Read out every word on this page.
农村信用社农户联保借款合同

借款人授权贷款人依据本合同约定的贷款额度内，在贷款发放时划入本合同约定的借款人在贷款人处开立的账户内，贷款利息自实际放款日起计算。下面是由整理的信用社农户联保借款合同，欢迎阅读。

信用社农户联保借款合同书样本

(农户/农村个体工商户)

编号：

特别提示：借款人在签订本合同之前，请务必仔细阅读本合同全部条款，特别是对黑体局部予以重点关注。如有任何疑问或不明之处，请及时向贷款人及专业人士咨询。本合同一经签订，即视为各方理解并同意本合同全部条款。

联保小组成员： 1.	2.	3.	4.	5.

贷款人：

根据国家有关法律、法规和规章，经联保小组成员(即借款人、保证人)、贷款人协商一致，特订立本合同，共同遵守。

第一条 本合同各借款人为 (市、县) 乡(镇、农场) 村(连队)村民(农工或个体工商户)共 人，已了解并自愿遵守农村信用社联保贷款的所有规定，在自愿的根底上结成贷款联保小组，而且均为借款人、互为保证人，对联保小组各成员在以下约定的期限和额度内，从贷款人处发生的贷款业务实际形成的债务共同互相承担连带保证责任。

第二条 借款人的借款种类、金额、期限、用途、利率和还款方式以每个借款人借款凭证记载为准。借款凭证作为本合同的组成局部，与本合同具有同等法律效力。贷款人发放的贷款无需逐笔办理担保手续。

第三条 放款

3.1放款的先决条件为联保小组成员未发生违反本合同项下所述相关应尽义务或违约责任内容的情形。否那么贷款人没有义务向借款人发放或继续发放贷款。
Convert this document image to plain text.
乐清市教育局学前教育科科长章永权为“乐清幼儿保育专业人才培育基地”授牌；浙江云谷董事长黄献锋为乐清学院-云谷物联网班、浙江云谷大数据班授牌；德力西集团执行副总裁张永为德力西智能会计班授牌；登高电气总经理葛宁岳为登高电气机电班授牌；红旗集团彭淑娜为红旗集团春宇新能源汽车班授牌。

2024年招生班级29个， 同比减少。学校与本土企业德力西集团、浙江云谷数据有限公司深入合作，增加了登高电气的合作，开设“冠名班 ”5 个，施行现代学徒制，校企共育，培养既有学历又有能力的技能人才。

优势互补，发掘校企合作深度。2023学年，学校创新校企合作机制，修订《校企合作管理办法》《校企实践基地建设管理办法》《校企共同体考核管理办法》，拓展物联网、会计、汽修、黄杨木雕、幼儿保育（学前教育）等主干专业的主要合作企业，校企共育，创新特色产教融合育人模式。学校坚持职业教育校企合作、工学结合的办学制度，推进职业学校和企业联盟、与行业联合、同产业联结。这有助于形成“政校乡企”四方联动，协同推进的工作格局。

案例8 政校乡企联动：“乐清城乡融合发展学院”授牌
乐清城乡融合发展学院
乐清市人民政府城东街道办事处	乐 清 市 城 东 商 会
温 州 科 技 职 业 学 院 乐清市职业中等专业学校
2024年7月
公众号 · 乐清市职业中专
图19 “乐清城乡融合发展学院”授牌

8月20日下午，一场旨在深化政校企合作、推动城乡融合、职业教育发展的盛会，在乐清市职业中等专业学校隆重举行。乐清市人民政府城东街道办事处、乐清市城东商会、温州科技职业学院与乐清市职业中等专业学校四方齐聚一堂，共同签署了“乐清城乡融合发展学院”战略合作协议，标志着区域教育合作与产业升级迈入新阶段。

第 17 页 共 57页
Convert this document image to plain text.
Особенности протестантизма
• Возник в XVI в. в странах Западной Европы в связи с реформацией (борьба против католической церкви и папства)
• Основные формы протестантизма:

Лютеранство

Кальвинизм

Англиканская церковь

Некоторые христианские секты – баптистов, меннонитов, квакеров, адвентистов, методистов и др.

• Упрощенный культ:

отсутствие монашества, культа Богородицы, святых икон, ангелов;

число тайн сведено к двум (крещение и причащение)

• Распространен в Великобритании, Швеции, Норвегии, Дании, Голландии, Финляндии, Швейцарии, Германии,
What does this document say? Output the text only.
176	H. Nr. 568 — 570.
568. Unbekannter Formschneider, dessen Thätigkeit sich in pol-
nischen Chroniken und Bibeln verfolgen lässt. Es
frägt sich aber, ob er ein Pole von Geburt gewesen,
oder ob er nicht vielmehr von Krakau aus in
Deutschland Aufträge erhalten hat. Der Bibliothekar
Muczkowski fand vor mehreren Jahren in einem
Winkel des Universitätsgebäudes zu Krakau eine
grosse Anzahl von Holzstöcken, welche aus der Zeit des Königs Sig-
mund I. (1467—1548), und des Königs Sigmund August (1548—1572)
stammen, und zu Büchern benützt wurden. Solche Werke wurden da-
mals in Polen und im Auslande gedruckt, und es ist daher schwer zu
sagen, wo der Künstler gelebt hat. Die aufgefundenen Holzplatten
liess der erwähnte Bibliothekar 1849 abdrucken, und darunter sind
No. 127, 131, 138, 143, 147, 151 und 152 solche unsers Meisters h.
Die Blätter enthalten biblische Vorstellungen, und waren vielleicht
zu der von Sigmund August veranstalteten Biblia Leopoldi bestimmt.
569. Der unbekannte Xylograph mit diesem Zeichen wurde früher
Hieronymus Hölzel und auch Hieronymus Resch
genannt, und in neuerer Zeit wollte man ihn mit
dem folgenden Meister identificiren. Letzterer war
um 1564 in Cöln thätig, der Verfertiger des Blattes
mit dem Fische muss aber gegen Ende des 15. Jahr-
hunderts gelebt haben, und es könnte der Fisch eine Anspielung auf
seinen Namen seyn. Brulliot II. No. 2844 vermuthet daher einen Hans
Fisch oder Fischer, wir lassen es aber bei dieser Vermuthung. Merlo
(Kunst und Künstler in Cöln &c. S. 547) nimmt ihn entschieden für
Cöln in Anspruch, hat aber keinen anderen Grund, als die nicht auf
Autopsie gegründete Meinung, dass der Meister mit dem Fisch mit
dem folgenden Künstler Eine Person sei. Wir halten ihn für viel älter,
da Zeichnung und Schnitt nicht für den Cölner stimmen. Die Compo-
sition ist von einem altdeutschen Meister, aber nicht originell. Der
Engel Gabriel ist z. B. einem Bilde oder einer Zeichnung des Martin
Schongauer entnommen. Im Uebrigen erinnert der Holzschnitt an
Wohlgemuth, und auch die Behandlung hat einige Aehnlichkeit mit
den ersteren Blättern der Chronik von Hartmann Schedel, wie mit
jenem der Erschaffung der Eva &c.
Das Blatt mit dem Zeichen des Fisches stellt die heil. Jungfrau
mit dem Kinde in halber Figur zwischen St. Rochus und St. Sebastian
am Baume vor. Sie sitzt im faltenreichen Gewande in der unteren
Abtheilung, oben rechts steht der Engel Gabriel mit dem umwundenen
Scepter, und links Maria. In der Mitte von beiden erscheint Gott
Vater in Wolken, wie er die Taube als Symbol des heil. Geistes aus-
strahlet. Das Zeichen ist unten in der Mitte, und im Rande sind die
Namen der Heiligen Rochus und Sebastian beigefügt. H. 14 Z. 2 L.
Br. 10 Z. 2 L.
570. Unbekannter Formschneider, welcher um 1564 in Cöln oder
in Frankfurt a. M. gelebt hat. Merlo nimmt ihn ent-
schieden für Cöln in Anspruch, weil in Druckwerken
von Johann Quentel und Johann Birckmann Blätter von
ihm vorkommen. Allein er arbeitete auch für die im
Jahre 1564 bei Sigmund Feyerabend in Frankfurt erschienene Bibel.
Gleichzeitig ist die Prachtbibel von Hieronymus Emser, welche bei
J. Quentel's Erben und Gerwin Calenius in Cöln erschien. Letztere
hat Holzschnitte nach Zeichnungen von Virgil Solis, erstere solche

_WRITTEN TASK_
Write out the records shown above, exactly as they appear.

_TASK SOLUTION_
Read out every word on this page.
农村信用社农户联保借款合同

借款人授权贷款人依据本合同约定的贷款额度内，在贷款发放时划入本合同约定的借款人在贷款人处开立的账户内，贷款利息自实际放款日起计算。下面是由整理的信用社农户联保借款合同，欢迎阅读。

信用社农户联保借款合同书样本

(农户/农村个体工商户)

编号：

特别提示：借款人在签订本合同之前，请务必仔细阅读本合同全部条款，特别是对黑体局部予以重点关注。如有任何疑问或不明之处，请及时向贷款人及专业人士咨询。本合同一经签订，即视为各方理解并同意本合同全部条款。

联保小组成员： 1.	2.	3.	4.	5.

贷款人：

根据国家有关法律、法规和规章，经联保小组成员(即借款人、保证人)、贷款人协商一致，特订立本合同，共同遵守。

第一条 本合同各借款人为 (市、县) 乡(镇、农场) 村(连队)村民(农工或个体工商户)共 人，已了解并自愿遵守农村信用社联保贷款的所有规定，在自愿的根底上结成贷款联保小组，而且均为借款人、互为保证人，对联保小组各成员在以下约定的期限和额度内，从贷款人处发生的贷款业务实际形成的债务共同互相承担连带保证责任。

第二条 借款人的借款种类、金额、期限、用途、利率和还款方式以每个借款人借款凭证记载为准。借款凭证作为本合同的组成局部，与本合同具有同等法律效力。贷款人发放的贷款无需逐笔办理担保手续。

第三条 放款

3.1放款的先决条件为联保小组成员未发生违反本合同项下所述相关应尽义务或违约责任内容的情形。否那么贷款人没有义务向借款人发放或继续发放贷款。
Convert this document image to plain text.
乐清市教育局学前教育科科长章永权为“乐清幼儿保育专业人才培育基地”授牌；浙江云谷董事长黄献锋为乐清学院-云谷物联网班、浙江云谷大数据班授牌；德力西集团执行副总裁张永为德力西智能会计班授牌；登高电气总经理葛宁岳为登高电气机电班授牌；红旗集团彭淑娜为红旗集团春宇新能源汽车班授牌。

2024年招生班级29个， 同比减少。学校与本土企业德力西集团、浙江云谷数据有限公司深入合作，增加了登高电气的合作，开设“冠名班 ”5 个，施行现代学徒制，校企共育，培养既有学历又有能力的技能人才。

优势互补，发掘校企合作深度。2023学年，学校创新校企合作机制，修订《校企合作管理办法》《校企实践基地建设管理办法》《校企共同体考核管理办法》，拓展物联网、会计、汽修、黄杨木雕、幼儿保育（学前教育）等主干专业的主要合作企业，校企共育，创新特色产教融合育人模式。学校坚持职业教育校企合作、工学结合的办学制度，推进职业学校和企业联盟、与行业联合、同产业联结。这有助于形成“政校乡企”四方联动，协同推进的工作格局。

案例8 政校乡企联动：“乐清城乡融合发展学院”授牌
乐清城乡融合发展学院
乐清市人民政府城东街道办事处	乐 清 市 城 东 商 会
温 州 科 技 职 业 学 院 乐清市职业中等专业学校
2024年7月
公众号 · 乐清市职业中专
图19 “乐清城乡融合发展学院”授牌

8月20日下午，一场旨在深化政校企合作、推动城乡融合、职业教育发展的盛会，在乐清市职业中等专业学校隆重举行。乐清市人民政府城东街道办事处、乐清市城东商会、温州科技职业学院与乐清市职业中等专业学校四方齐聚一堂，共同签署了“乐清城乡融合发展学院”战略合作协议，标志着区域教育合作与产业升级迈入新阶段。

第 17 页 共 57页
Convert this document image to plain text.
Особенности протестантизма
• Возник в XVI в. в странах Западной Европы в связи с реформацией (борьба против католической церкви и папства)
• Основные формы протестантизма:

Лютеранство

Кальвинизм

Англиканская церковь

Некоторые христианские секты – баптистов, меннонитов, квакеров, адвентистов, методистов и др.

• Упрощенный культ:

отсутствие монашества, культа Богородицы, святых икон, ангелов;

число тайн сведено к двум (крещение и причащение)

• Распространен в Великобритании, Швеции, Норвегии, Дании, Голландии, Финляндии, Швейцарии, Германии,
What does this document say? Output the text only.
176	H. Nr. 568 — 570.
568. Unbekannter Formschneider, dessen Thätigkeit sich in pol-
nischen Chroniken und Bibeln verfolgen lässt. Es
frägt sich aber, ob er ein Pole von Geburt gewesen,
oder ob er nicht vielmehr von Krakau aus in
Deutschland Aufträge erhalten hat. Der Bibliothekar
Muczkowski fand vor mehreren Jahren in einem
Winkel des Universitätsgebäudes zu Krakau eine
grosse Anzahl von Holzstöcken, welche aus der Zeit des Königs Sig-
mund I. (1467—1548), und des Königs Sigmund August (1548—1572)
stammen, und zu Büchern benützt wurden. Solche Werke wurden da-
mals in Polen und im Auslande gedruckt, und es ist daher schwer zu
sagen, wo der Künstler gelebt hat. Die aufgefundenen Holzplatten
liess der erwähnte Bibliothekar 1849 abdrucken, und darunter sind
No. 127, 131, 138, 143, 147, 151 und 152 solche unsers Meisters h.
Die Blätter enthalten biblische Vorstellungen, und waren vielleicht
zu der von Sigmund August veranstalteten Biblia Leopoldi bestimmt.
569. Der unbekannte Xylograph mit diesem Zeichen wurde früher
Hieronymus Hölzel und auch Hieronymus Resch
genannt, und in neuerer Zeit wollte man ihn mit
dem folgenden Meister identificiren. Letzterer war
um 1564 in Cöln thätig, der Verfertiger des Blattes
mit dem Fische muss aber gegen Ende des 15. Jahr-
hunderts gelebt haben, und es könnte der Fisch eine Anspielung auf
seinen Namen seyn. Brulliot II. No. 2844 vermuthet daher einen Hans
Fisch oder Fischer, wir lassen es aber bei dieser Vermuthung. Merlo
(Kunst und Künstler in Cöln &c. S. 547) nimmt ihn entschieden für
Cöln in Anspruch, hat aber keinen anderen Grund, als die nicht auf
Autopsie gegründete Meinung, dass der Meister mit dem Fisch mit
dem folgenden Künstler Eine Person sei. Wir halten ihn für viel älter,
da Zeichnung und Schnitt nicht für den Cölner stimmen. Die Compo-
sition ist von einem altdeutschen Meister, aber nicht originell. Der
Engel Gabriel ist z. B. einem Bilde oder einer Zeichnung des Martin
Schongauer entnommen. Im Uebrigen erinnert der Holzschnitt an
Wohlgemuth, und auch die Behandlung hat einige Aehnlichkeit mit
den ersteren Blättern der Chronik von Hartmann Schedel, wie mit
jenem der Erschaffung der Eva &c.
Das Blatt mit dem Zeichen des Fisches stellt die heil. Jungfrau
mit dem Kinde in halber Figur zwischen St. Rochus und St. Sebastian
am Baume vor. Sie sitzt im faltenreichen Gewande in der unteren
Abtheilung, oben rechts steht der Engel Gabriel mit dem umwundenen
Scepter, und links Maria. In der Mitte von beiden erscheint Gott
Vater in Wolken, wie er die Taube als Symbol des heil. Geistes aus-
strahlet. Das Zeichen ist unten in der Mitte, und im Rande sind die
Namen der Heiligen Rochus und Sebastian beigefügt. H. 14 Z. 2 L.
Br. 10 Z. 2 L.
570. Unbekannter Formschneider, welcher um 1564 in Cöln oder
in Frankfurt a. M. gelebt hat. Merlo nimmt ihn ent-
schieden für Cöln in Anspruch, weil in Druckwerken
von Johann Quentel und Johann Birckmann Blätter von
ihm vorkommen. Allein er arbeitete auch für die im
Jahre 1564 bei Sigmund Feyerabend in Frankfurt erschienene Bibel.
Gleichzeitig ist die Prachtbibel von Hieronymus Emser, welche bei
J. Quentel's Erben und Gerwin Calenius in Cöln erschien. Letztere
hat Holzschnitte nach Zeichnungen von Virgil Solis, erstere solche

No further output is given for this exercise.